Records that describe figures
══════════════════════════════

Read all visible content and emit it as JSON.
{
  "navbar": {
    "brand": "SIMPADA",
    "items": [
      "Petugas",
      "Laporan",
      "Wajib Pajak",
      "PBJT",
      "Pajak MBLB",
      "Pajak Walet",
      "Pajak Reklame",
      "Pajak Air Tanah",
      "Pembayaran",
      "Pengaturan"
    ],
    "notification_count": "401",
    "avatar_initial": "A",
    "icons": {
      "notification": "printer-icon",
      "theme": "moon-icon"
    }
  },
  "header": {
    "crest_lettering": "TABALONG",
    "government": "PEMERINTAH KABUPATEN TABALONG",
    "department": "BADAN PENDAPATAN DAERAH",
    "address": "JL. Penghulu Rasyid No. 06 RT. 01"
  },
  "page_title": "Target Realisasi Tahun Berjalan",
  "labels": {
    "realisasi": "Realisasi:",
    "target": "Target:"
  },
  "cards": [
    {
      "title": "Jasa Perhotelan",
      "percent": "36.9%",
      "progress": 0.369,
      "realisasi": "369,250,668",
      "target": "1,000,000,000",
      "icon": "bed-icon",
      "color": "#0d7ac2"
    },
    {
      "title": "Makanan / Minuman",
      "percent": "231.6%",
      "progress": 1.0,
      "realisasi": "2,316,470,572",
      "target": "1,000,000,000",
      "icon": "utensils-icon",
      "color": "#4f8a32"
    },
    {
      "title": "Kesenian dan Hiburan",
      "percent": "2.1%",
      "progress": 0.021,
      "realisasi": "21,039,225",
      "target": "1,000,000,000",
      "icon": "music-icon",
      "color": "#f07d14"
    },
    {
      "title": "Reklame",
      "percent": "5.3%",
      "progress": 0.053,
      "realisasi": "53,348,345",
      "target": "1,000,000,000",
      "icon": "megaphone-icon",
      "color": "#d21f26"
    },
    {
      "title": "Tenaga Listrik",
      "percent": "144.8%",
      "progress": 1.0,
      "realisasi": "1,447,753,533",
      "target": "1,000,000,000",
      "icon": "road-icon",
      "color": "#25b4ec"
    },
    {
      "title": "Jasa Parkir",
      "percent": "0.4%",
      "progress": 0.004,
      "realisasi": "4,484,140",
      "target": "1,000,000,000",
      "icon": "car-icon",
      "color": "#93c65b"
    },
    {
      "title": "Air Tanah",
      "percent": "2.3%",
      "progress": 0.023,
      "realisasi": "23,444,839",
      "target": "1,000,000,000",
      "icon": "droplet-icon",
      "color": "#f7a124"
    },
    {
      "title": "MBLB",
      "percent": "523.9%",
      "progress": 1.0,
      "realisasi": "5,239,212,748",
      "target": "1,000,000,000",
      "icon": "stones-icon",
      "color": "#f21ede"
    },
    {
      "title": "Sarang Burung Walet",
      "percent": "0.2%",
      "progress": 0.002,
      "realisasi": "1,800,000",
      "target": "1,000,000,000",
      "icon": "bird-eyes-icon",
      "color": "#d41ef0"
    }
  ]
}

══════════════════════════════

**The exercise**
Give all the entries again exactly; leave none out.

**Solution to this exercise**
Read all visible content and emit it as JSON.
{
  "navbar": {
    "brand": "SIMPADA",
    "items": [
      "Petugas",
      "Laporan",
      "Wajib Pajak",
      "PBJT",
      "Pajak MBLB",
      "Pajak Walet",
      "Pajak Reklame",
      "Pajak Air Tanah",
      "Pembayaran",
      "Pengaturan"
    ],
    "notification_count": "401",
    "avatar_initial": "A",
    "icons": {
      "notification": "printer-icon",
      "theme": "moon-icon"
    }
  },
  "header": {
    "crest_lettering": "TABALONG",
    "government": "PEMERINTAH KABUPATEN TABALONG",
    "department": "BADAN PENDAPATAN DAERAH",
    "address": "JL. Penghulu Rasyid No. 06 RT. 01"
  },
  "page_title": "Target Realisasi Tahun Berjalan",
  "labels": {
    "realisasi": "Realisasi:",
    "target": "Target:"
  },
  "cards": [
    {
      "title": "Jasa Perhotelan",
      "percent": "36.9%",
      "progress": 0.369,
      "realisasi": "369,250,668",
      "target": "1,000,000,000",
      "icon": "bed-icon",
      "color": "#0d7ac2"
    },
    {
      "title": "Makanan / Minuman",
      "percent": "231.6%",
      "progress": 1.0,
      "realisasi": "2,316,470,572",
      "target": "1,000,000,000",
      "icon": "utensils-icon",
      "color": "#4f8a32"
    },
    {
      "title": "Kesenian dan Hiburan",
      "percent": "2.1%",
      "progress": 0.021,
      "realisasi": "21,039,225",
      "target": "1,000,000,000",
      "icon": "music-icon",
      "color": "#f07d14"
    },
    {
      "title": "Reklame",
      "percent": "5.3%",
      "progress": 0.053,
      "realisasi": "53,348,345",
      "target": "1,000,000,000",
      "icon": "megaphone-icon",
      "color": "#d21f26"
    },
    {
      "title": "Tenaga Listrik",
      "percent": "144.8%",
      "progress": 1.0,
      "realisasi": "1,447,753,533",
      "target": "1,000,000,000",
      "icon": "road-icon",
      "color": "#25b4ec"
    },
    {
      "title": "Jasa Parkir",
      "percent": "0.4%",
      "progress": 0.004,
      "realisasi": "4,484,140",
      "target": "1,000,000,000",
      "icon": "car-icon",
      "color": "#93c65b"
    },
    {
      "title": "Air Tanah",
      "percent": "2.3%",
      "progress": 0.023,
      "realisasi": "23,444,839",
      "target": "1,000,000,000",
      "icon": "droplet-icon",
      "color": "#f7a124"
    },
    {
      "title": "MBLB",
      "percent": "523.9%",
      "progress": 1.0,
      "realisasi": "5,239,212,748",
      "target": "1,000,000,000",
      "icon": "stones-icon",
      "color": "#f21ede"
    },
    {
      "title": "Sarang Burung Walet",
      "percent": "0.2%",
      "progress": 0.002,
      "realisasi": "1,800,000",
      "target": "1,000,000,000",
      "icon": "bird-eyes-icon",
      "color": "#d41ef0"
    }
  ]
}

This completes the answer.